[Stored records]
--

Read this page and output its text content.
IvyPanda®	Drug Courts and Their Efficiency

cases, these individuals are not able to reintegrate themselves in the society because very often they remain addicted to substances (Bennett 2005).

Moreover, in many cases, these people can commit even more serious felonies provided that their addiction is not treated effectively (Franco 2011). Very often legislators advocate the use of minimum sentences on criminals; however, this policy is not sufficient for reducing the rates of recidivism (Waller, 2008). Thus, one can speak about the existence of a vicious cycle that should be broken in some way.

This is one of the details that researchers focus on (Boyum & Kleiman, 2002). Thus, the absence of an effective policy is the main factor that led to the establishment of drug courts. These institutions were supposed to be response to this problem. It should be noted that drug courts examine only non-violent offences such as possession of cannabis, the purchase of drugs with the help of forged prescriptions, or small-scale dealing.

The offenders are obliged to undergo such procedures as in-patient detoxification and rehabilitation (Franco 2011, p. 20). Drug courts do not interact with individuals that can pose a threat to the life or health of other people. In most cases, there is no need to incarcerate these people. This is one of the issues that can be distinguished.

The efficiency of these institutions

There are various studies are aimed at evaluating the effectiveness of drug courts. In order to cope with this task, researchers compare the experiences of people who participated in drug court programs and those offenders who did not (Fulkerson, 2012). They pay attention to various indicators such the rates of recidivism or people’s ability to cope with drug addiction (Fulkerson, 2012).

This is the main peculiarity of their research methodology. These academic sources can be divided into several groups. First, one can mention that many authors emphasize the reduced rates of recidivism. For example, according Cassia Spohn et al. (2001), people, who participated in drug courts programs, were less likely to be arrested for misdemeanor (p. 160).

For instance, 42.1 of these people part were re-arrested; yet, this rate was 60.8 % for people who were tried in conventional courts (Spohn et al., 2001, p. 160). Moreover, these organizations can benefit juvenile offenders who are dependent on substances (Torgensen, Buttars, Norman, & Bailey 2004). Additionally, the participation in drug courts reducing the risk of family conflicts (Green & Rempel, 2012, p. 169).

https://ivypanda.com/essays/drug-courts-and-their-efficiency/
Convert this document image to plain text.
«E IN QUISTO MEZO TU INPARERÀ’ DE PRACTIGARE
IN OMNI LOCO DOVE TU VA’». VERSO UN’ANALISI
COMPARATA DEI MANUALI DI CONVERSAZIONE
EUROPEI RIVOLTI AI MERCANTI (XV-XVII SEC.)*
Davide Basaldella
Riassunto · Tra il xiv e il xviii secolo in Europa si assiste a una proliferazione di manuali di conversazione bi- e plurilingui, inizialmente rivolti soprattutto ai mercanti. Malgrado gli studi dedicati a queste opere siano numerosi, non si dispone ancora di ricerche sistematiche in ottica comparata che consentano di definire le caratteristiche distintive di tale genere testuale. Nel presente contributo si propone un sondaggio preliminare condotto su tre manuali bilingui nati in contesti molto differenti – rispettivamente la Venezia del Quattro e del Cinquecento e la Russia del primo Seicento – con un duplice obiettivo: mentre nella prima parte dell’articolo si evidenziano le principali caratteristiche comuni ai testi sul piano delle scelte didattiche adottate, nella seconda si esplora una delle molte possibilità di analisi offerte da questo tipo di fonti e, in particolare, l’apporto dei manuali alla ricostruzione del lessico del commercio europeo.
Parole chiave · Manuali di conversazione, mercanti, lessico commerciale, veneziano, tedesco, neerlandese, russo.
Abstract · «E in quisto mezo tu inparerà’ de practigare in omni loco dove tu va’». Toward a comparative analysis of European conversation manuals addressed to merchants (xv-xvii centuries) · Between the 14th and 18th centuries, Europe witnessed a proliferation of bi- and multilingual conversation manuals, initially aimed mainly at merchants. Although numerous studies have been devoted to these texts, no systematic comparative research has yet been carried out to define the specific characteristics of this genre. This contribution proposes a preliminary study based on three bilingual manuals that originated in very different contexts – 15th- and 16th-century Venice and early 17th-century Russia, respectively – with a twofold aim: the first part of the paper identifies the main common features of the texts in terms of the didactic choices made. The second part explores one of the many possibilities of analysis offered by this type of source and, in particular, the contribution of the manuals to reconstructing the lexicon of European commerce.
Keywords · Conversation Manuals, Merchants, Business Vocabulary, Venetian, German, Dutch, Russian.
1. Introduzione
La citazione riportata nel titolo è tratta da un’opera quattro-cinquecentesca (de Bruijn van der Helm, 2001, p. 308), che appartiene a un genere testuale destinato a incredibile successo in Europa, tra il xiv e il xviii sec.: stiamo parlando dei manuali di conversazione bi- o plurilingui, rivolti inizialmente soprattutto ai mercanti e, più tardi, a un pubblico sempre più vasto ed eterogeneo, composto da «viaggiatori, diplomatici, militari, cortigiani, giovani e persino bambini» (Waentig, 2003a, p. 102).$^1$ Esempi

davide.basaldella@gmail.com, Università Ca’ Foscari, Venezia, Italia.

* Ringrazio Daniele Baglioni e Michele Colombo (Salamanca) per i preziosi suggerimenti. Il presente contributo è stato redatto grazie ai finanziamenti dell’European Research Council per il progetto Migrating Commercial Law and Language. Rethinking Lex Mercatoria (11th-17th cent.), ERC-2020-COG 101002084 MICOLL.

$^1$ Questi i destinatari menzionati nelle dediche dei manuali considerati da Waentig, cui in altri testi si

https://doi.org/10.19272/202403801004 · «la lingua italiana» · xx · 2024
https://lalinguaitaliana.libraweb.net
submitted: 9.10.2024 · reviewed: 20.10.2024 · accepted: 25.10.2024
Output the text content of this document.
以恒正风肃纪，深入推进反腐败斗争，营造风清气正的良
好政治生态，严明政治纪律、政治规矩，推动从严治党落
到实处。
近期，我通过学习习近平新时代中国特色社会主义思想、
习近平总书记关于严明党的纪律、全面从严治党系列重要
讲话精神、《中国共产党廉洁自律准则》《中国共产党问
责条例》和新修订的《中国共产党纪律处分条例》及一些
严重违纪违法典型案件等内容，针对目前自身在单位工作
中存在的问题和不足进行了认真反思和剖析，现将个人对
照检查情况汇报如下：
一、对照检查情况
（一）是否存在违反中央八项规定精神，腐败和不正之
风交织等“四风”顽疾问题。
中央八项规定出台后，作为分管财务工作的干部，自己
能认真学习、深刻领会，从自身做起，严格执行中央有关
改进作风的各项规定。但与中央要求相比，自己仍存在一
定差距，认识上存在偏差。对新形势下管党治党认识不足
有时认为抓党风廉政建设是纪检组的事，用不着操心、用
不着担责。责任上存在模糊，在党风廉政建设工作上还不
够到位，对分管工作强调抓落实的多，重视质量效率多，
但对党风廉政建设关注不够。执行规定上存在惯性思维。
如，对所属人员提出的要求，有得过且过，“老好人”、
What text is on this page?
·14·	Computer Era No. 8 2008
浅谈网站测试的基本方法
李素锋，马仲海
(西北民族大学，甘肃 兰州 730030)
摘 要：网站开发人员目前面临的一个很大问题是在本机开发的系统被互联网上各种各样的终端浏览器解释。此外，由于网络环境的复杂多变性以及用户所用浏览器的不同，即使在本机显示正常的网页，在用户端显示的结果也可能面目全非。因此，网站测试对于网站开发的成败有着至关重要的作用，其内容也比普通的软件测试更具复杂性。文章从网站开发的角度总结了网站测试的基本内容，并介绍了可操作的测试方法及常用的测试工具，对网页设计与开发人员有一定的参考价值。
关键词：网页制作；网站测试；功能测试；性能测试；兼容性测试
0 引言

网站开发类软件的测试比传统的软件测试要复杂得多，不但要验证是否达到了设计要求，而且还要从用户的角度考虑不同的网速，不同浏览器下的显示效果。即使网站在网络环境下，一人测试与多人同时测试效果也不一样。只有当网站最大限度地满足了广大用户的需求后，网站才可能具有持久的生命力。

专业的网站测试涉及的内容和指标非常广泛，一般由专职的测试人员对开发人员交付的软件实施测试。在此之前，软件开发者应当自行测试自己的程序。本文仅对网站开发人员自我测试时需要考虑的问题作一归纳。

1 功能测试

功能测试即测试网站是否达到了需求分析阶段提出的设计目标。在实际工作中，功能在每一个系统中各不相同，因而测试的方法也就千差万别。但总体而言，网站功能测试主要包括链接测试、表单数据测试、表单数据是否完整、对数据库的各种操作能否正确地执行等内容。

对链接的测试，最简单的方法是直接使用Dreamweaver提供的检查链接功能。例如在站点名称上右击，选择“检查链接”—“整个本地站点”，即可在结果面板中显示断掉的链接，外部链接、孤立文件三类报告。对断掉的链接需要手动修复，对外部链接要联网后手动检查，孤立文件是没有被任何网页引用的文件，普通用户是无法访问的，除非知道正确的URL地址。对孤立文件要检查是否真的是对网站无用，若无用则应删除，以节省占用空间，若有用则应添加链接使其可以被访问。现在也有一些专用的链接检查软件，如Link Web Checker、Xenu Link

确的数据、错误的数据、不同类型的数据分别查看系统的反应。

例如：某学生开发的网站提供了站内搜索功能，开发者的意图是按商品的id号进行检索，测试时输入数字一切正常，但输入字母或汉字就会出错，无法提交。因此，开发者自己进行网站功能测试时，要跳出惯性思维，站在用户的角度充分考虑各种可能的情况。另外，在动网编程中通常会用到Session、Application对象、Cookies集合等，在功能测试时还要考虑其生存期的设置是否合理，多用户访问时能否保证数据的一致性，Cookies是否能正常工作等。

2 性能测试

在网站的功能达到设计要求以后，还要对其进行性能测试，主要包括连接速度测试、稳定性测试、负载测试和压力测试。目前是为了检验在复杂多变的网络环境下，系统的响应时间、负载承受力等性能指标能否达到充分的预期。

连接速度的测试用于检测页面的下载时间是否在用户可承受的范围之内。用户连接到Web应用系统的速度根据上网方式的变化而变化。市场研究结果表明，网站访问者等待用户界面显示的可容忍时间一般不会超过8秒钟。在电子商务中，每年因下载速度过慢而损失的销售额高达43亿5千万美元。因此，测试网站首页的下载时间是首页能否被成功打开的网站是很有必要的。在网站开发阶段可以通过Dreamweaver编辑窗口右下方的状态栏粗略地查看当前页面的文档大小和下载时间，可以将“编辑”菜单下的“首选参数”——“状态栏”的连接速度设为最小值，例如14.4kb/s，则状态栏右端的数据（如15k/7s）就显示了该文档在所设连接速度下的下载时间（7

--

## [PROBLEM DESCRIPTION]
Pull every line containing "https" out of the data above.

## [WORKED ANSWER]
https://ivypanda.com/essays/drug-courts-and-their-efficiency/
https://doi.org/10.19272/202403801004 · «la lingua italiana» · xx · 2024
https://lalinguaitaliana.libraweb.net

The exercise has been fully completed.